» Required work
Where a line contains the string "link", copy that line.
== Data in this exercise
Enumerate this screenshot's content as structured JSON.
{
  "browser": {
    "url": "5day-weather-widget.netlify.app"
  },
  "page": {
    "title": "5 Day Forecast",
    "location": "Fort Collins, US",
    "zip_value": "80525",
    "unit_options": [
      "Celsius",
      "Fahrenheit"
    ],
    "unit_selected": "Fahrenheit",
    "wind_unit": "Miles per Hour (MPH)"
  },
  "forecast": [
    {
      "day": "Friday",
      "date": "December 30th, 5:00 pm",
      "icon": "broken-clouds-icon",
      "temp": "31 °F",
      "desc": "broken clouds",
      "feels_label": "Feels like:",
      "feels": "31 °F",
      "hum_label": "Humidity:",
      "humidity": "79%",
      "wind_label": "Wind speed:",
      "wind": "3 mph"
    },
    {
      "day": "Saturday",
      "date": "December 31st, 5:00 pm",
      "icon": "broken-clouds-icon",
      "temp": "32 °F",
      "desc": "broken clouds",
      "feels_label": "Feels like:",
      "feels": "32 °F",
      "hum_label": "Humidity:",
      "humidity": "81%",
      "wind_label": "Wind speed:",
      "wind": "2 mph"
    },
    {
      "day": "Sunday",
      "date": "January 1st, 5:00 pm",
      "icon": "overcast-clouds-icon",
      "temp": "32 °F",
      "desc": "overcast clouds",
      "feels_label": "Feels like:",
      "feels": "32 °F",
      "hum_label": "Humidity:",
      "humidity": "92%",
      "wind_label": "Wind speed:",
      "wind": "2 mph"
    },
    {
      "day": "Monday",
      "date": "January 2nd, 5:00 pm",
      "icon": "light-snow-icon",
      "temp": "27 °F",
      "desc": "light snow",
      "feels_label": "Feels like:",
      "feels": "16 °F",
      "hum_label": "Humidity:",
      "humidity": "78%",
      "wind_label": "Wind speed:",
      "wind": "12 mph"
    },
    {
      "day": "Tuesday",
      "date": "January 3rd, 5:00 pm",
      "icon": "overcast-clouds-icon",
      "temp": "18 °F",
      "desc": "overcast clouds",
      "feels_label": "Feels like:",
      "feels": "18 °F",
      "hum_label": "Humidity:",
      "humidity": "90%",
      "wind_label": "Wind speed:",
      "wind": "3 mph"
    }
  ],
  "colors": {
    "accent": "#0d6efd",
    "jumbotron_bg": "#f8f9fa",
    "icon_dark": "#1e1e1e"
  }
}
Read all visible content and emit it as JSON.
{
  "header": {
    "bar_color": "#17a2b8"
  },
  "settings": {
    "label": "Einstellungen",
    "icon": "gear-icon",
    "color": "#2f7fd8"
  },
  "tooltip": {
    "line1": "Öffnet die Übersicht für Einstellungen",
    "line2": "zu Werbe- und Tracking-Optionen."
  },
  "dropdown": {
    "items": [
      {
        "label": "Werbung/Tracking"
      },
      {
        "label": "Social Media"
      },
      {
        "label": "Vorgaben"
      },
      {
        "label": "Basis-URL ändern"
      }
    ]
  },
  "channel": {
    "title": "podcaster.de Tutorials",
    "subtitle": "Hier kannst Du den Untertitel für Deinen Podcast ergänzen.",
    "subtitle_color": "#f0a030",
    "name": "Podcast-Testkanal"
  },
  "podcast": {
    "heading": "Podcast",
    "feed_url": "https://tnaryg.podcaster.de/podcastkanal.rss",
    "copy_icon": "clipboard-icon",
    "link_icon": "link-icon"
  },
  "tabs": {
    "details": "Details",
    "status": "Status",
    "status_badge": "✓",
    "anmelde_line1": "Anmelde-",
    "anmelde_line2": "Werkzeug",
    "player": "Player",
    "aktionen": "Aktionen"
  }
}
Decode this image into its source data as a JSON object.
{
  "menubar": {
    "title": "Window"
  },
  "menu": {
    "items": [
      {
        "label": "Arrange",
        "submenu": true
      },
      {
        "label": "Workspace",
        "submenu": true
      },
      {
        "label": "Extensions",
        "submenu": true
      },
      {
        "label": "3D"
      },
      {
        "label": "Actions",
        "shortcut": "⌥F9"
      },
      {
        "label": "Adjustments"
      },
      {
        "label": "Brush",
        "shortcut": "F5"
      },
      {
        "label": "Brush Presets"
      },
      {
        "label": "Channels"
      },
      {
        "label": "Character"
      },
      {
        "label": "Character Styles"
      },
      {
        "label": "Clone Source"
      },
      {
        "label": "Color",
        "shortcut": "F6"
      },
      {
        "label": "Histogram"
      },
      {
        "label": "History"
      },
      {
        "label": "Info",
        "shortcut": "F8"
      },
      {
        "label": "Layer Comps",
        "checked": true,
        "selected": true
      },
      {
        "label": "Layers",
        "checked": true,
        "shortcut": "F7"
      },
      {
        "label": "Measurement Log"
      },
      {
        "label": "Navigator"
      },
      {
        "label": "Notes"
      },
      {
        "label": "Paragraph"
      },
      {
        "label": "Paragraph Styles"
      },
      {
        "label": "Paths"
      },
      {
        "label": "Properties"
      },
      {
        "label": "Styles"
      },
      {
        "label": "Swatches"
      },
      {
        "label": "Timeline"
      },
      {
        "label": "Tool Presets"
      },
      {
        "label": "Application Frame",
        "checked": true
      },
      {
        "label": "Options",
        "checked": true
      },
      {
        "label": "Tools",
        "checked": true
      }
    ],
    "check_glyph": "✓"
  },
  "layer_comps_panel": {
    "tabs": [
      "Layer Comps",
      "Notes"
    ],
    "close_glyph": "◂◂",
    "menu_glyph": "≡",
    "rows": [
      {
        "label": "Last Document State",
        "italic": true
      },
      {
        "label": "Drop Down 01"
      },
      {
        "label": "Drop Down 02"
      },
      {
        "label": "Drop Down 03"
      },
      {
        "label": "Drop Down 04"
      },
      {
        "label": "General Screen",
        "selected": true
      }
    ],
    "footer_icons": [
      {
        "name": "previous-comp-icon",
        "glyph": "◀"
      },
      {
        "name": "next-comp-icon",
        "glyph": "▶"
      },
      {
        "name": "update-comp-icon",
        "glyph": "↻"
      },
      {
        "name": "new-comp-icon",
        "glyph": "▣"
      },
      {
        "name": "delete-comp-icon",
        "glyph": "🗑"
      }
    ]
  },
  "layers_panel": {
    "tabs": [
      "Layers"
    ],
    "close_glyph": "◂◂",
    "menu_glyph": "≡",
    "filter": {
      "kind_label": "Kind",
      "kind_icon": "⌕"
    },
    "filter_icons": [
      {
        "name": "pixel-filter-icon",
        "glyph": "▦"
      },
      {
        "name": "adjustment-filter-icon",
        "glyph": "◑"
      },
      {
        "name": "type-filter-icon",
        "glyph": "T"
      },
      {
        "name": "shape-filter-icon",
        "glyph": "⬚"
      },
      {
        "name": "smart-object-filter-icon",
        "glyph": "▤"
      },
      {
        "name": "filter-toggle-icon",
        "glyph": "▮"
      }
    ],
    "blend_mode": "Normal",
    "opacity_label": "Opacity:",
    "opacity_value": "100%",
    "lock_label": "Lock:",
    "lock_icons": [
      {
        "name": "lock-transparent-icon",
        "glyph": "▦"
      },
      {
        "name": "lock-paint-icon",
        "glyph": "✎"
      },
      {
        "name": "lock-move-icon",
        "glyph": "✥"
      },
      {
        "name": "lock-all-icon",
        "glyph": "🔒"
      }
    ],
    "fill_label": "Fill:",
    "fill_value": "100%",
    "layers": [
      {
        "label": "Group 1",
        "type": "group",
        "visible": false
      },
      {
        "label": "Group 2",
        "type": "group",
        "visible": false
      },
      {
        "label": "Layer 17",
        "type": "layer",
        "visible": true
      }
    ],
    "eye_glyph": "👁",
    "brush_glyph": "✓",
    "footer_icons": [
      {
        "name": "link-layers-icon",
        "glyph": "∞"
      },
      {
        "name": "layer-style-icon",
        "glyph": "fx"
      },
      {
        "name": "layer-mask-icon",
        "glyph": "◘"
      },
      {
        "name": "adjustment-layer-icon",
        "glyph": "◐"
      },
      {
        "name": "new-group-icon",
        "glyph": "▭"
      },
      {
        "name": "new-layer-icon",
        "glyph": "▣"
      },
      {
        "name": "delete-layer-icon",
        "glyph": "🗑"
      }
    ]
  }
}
====
» Right answer
    "link_icon": "link-icon"
        "name": "link-layers-icon",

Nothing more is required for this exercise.